## Activity
Among the lines of the material, copy those that hold the string "Section".

** Extracted information follows **

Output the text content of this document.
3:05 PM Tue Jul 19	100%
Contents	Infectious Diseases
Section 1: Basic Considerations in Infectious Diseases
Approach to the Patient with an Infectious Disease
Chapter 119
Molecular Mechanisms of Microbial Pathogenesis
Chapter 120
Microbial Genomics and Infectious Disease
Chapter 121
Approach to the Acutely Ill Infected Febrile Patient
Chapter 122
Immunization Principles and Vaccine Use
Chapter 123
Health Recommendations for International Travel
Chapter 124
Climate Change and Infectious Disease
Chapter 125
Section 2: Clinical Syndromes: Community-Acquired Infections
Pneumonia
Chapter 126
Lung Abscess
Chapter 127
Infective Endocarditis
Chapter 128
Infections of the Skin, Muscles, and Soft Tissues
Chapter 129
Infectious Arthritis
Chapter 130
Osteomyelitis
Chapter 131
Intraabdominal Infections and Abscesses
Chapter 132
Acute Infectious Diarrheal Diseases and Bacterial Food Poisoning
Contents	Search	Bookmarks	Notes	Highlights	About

** End of Extracted information **

## Solved exercise
Section 1: Basic Considerations in Infectious Diseases
Section 2: Clinical Syndromes: Community-Acquired Infections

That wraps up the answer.